### [Do this]
List each line of the data that holds the string "puis", please.

>> START Given information

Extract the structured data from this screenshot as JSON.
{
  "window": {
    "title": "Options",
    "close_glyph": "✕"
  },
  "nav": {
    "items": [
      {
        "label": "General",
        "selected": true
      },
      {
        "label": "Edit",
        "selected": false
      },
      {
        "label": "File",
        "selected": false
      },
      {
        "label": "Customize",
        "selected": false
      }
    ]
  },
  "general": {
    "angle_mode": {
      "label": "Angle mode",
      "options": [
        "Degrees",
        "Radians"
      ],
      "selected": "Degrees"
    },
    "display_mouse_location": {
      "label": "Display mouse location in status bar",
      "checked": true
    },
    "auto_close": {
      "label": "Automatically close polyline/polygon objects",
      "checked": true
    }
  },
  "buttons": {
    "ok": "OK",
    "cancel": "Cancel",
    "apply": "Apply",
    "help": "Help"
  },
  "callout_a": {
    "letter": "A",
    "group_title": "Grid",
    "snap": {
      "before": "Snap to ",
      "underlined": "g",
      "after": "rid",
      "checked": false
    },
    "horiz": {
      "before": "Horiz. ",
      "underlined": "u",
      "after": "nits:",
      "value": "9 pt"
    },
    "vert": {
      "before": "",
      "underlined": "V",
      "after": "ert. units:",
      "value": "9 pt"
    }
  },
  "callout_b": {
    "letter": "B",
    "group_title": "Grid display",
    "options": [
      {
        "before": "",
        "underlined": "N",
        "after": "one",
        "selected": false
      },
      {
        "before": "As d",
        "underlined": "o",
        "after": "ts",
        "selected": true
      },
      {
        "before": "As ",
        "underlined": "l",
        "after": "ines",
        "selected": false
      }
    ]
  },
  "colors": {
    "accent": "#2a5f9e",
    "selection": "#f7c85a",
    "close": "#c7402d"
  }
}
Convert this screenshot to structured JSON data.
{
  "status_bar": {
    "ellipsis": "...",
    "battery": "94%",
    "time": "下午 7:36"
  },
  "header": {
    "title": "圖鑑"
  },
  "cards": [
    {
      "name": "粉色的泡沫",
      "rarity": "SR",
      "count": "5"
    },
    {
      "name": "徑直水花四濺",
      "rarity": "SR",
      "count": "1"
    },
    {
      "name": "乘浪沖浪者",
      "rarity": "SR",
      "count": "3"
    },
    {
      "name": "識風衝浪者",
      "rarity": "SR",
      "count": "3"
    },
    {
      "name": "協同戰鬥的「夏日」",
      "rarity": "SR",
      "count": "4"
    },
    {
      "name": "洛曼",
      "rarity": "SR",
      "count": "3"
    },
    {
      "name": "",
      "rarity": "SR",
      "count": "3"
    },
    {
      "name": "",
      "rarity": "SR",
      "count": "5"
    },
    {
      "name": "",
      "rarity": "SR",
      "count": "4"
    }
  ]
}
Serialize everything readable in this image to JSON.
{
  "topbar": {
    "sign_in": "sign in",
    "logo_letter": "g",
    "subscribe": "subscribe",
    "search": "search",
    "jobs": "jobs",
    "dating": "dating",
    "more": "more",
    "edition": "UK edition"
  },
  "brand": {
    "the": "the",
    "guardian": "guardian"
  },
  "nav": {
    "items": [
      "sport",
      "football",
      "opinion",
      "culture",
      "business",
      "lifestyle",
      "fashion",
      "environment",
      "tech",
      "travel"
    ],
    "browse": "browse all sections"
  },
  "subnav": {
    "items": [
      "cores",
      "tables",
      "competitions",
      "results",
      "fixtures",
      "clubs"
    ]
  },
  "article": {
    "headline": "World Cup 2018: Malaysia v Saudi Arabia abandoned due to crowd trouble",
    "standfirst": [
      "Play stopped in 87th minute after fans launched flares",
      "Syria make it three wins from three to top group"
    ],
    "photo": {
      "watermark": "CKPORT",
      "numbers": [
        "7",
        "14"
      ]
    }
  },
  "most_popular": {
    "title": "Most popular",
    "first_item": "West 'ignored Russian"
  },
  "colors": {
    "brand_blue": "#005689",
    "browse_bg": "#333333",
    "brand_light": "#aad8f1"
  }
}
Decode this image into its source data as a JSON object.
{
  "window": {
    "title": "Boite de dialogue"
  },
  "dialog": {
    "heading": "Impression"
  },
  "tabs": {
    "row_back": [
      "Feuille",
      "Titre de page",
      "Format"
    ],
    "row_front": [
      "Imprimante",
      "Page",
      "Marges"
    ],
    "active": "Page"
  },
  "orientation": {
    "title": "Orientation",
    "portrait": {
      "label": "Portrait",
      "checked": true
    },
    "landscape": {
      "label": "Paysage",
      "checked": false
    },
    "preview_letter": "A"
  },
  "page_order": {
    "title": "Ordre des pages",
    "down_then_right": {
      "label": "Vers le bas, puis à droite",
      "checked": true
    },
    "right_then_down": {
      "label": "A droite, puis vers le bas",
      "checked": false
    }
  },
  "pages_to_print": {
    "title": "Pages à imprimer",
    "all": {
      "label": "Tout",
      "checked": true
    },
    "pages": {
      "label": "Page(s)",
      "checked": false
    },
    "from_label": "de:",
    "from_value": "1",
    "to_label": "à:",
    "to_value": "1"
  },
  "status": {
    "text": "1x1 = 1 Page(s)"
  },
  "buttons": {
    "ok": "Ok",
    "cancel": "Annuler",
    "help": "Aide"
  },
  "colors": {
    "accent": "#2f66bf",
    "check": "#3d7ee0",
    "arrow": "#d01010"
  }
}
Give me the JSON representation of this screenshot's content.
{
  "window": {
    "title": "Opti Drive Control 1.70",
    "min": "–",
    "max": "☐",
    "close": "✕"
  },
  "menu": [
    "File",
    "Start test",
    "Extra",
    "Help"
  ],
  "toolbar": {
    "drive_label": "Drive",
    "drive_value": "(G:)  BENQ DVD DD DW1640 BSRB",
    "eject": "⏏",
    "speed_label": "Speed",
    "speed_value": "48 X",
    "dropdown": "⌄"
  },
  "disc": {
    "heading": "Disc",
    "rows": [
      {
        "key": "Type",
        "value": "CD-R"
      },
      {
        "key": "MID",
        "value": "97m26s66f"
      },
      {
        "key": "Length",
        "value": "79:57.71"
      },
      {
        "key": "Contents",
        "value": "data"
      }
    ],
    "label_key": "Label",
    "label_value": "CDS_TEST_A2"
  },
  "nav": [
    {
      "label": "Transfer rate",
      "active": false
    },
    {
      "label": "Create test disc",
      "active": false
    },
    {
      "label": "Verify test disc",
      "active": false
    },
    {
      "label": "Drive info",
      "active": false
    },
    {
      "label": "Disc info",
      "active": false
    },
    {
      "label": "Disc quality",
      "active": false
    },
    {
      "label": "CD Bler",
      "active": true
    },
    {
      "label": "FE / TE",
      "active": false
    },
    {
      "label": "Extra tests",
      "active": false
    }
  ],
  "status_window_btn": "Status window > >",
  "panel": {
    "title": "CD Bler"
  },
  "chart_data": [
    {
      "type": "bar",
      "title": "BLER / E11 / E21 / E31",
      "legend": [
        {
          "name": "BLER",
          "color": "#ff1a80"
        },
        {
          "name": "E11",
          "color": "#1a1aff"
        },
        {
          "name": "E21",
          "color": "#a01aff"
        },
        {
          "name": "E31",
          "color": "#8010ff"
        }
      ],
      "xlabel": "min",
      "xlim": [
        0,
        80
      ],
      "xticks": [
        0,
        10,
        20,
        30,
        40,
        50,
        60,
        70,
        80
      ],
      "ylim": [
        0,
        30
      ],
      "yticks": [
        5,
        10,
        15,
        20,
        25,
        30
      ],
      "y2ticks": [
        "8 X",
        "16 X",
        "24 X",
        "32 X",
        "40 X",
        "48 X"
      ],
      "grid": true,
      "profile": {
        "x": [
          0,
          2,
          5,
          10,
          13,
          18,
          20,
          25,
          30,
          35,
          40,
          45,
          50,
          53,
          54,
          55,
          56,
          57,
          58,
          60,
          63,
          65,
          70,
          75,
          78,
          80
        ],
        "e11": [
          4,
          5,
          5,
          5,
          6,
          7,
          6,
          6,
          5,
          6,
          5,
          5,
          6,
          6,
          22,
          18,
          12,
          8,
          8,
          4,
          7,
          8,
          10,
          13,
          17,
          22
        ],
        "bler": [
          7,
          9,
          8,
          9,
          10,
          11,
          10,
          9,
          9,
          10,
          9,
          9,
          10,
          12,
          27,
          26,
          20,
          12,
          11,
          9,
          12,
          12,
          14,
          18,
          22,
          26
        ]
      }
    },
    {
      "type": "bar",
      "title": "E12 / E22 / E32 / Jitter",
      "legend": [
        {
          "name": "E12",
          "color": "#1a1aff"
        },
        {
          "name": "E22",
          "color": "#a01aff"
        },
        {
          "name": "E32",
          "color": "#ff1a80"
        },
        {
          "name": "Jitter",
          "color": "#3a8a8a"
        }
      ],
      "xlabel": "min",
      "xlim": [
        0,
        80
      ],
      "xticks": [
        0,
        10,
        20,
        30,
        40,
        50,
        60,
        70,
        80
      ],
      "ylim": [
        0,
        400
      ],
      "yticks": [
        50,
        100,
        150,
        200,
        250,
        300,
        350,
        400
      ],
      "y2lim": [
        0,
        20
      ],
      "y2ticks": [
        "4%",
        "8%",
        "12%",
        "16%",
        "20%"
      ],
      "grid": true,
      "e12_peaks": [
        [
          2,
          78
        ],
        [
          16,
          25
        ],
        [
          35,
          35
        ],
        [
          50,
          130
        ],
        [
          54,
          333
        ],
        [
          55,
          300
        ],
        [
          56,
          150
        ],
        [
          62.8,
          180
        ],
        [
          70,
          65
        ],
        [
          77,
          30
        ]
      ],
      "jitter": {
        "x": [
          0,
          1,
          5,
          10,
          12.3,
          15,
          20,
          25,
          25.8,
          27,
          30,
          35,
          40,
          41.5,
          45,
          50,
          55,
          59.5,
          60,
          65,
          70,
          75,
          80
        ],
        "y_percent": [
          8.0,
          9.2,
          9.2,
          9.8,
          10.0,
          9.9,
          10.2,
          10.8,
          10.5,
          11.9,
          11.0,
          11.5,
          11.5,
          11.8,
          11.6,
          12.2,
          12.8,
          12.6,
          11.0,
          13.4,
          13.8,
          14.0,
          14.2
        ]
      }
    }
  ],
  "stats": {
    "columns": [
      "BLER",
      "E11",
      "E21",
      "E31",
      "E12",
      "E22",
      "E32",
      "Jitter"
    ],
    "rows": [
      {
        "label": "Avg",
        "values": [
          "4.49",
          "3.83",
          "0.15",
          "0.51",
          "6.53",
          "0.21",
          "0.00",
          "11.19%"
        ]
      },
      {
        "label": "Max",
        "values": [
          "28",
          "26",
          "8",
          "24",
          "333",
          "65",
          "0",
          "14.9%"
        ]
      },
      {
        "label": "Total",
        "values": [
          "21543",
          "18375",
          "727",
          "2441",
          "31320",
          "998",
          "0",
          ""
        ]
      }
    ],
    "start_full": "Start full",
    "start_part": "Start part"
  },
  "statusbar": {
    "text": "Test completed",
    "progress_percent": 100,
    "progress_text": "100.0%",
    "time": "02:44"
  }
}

>> END Given information

### [Solved exercise]
      "label": "Vers le bas, puis à droite",
      "label": "A droite, puis vers le bas",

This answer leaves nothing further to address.